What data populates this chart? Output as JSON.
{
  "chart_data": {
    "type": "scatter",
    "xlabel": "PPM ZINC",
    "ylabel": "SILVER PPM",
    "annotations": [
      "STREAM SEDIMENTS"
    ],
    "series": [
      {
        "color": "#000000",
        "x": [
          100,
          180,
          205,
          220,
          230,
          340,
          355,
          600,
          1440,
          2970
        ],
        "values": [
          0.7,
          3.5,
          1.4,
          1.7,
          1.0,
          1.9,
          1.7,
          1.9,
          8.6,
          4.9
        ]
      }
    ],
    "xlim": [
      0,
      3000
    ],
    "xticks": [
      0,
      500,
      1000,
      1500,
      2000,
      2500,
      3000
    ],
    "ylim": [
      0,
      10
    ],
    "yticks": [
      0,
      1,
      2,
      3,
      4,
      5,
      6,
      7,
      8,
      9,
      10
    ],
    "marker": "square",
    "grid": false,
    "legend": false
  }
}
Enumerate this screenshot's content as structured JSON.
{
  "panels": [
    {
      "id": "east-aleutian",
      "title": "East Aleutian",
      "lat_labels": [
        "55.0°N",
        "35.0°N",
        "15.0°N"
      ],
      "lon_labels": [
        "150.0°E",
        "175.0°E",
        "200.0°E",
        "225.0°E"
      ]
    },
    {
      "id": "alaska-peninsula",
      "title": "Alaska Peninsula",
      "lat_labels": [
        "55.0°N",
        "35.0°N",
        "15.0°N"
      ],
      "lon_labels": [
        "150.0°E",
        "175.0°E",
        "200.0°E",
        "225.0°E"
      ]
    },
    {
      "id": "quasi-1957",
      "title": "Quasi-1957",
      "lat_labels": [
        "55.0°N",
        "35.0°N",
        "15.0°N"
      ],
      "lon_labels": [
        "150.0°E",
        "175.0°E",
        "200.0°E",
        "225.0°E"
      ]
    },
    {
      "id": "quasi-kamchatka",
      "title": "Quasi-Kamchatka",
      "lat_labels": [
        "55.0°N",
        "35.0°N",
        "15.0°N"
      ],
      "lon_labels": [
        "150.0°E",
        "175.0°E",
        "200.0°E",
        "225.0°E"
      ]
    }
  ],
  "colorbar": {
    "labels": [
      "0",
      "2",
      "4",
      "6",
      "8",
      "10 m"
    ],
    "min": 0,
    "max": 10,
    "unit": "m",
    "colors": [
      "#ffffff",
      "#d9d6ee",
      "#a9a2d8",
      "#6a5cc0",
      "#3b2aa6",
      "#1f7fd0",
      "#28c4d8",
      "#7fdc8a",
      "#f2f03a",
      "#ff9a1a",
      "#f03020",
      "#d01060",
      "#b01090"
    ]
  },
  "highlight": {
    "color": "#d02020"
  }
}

--------------------------------

Problem to work on: Find every line with "JSON" in the listing and state how many there are, nothing else.

Answer for the task: 2